>> BEGIN SOURCE DATA

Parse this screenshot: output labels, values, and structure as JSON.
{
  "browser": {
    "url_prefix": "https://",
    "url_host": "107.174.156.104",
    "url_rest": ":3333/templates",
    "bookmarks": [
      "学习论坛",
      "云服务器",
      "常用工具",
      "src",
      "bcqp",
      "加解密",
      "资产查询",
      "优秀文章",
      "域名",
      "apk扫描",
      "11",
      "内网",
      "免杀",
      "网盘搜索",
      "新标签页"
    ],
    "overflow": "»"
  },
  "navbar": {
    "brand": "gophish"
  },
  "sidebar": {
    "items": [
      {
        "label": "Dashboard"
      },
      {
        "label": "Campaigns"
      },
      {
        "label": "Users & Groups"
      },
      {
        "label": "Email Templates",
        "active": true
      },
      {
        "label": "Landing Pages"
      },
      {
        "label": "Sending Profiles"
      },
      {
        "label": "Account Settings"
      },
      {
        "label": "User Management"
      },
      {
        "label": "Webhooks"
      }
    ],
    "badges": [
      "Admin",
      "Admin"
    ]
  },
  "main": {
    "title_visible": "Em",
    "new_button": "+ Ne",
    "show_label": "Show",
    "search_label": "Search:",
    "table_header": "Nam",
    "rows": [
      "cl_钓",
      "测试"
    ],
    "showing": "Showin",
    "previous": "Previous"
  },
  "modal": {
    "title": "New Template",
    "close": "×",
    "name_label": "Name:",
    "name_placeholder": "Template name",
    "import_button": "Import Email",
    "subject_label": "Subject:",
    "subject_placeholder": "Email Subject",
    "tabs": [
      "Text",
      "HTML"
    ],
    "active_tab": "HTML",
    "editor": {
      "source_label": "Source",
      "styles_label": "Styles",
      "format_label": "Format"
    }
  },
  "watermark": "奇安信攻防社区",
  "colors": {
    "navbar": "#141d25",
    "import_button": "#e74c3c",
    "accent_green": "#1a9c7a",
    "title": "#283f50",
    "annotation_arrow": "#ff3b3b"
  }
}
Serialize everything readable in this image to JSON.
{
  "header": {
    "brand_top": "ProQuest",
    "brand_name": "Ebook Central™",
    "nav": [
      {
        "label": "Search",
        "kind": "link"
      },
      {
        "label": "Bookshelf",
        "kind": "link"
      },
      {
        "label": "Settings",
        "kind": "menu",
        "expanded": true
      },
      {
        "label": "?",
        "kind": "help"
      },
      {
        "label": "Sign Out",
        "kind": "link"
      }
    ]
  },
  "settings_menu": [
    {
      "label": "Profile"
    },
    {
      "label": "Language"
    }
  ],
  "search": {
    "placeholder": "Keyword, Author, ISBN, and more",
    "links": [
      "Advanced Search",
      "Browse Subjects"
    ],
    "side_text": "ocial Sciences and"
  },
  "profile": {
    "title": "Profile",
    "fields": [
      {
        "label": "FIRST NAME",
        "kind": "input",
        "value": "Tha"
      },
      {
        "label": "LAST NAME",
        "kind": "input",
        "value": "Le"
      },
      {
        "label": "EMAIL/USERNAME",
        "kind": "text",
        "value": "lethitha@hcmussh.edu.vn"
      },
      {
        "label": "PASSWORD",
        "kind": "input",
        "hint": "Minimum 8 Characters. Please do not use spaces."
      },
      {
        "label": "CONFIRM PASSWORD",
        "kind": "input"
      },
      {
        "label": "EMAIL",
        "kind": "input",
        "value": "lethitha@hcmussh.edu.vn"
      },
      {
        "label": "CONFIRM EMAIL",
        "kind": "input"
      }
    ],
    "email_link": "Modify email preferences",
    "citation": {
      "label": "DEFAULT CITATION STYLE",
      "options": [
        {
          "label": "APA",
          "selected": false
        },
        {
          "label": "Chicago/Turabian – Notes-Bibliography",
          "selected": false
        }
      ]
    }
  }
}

>> END SOURCE DATA

Return the entries above exactly as they appear.

__OUTPUT BELOW__
Parse this screenshot: output labels, values, and structure as JSON.
{
  "browser": {
    "url_prefix": "https://",
    "url_host": "107.174.156.104",
    "url_rest": ":3333/templates",
    "bookmarks": [
      "学习论坛",
      "云服务器",
      "常用工具",
      "src",
      "bcqp",
      "加解密",
      "资产查询",
      "优秀文章",
      "域名",
      "apk扫描",
      "11",
      "内网",
      "免杀",
      "网盘搜索",
      "新标签页"
    ],
    "overflow": "»"
  },
  "navbar": {
    "brand": "gophish"
  },
  "sidebar": {
    "items": [
      {
        "label": "Dashboard"
      },
      {
        "label": "Campaigns"
      },
      {
        "label": "Users & Groups"
      },
      {
        "label": "Email Templates",
        "active": true
      },
      {
        "label": "Landing Pages"
      },
      {
        "label": "Sending Profiles"
      },
      {
        "label": "Account Settings"
      },
      {
        "label": "User Management"
      },
      {
        "label": "Webhooks"
      }
    ],
    "badges": [
      "Admin",
      "Admin"
    ]
  },
  "main": {
    "title_visible": "Em",
    "new_button": "+ Ne",
    "show_label": "Show",
    "search_label": "Search:",
    "table_header": "Nam",
    "rows": [
      "cl_钓",
      "测试"
    ],
    "showing": "Showin",
    "previous": "Previous"
  },
  "modal": {
    "title": "New Template",
    "close": "×",
    "name_label": "Name:",
    "name_placeholder": "Template name",
    "import_button": "Import Email",
    "subject_label": "Subject:",
    "subject_placeholder": "Email Subject",
    "tabs": [
      "Text",
      "HTML"
    ],
    "active_tab": "HTML",
    "editor": {
      "source_label": "Source",
      "styles_label": "Styles",
      "format_label": "Format"
    }
  },
  "watermark": "奇安信攻防社区",
  "colors": {
    "navbar": "#141d25",
    "import_button": "#e74c3c",
    "accent_green": "#1a9c7a",
    "title": "#283f50",
    "annotation_arrow": "#ff3b3b"
  }
}
Serialize everything readable in this image to JSON.
{
  "header": {
    "brand_top": "ProQuest",
    "brand_name": "Ebook Central™",
    "nav": [
      {
        "label": "Search",
        "kind": "link"
      },
      {
        "label": "Bookshelf",
        "kind": "link"
      },
      {
        "label": "Settings",
        "kind": "menu",
        "expanded": true
      },
      {
        "label": "?",
        "kind": "help"
      },
      {
        "label": "Sign Out",
        "kind": "link"
      }
    ]
  },
  "settings_menu": [
    {
      "label": "Profile"
    },
    {
      "label": "Language"
    }
  ],
  "search": {
    "placeholder": "Keyword, Author, ISBN, and more",
    "links": [
      "Advanced Search",
      "Browse Subjects"
    ],
    "side_text": "ocial Sciences and"
  },
  "profile": {
    "title": "Profile",
    "fields": [
      {
        "label": "FIRST NAME",
        "kind": "input",
        "value": "Tha"
      },
      {
        "label": "LAST NAME",
        "kind": "input",
        "value": "Le"
      },
      {
        "label": "EMAIL/USERNAME",
        "kind": "text",
        "value": "lethitha@hcmussh.edu.vn"
      },
      {
        "label": "PASSWORD",
        "kind": "input",
        "hint": "Minimum 8 Characters. Please do not use spaces."
      },
      {
        "label": "CONFIRM PASSWORD",
        "kind": "input"
      },
      {
        "label": "EMAIL",
        "kind": "input",
        "value": "lethitha@hcmussh.edu.vn"
      },
      {
        "label": "CONFIRM EMAIL",
        "kind": "input"
      }
    ],
    "email_link": "Modify email preferences",
    "citation": {
      "label": "DEFAULT CITATION STYLE",
      "options": [
        {
          "label": "APA",
          "selected": false
        },
        {
          "label": "Chicago/Turabian – Notes-Bibliography",
          "selected": false
        }
      ]
    }
  }
}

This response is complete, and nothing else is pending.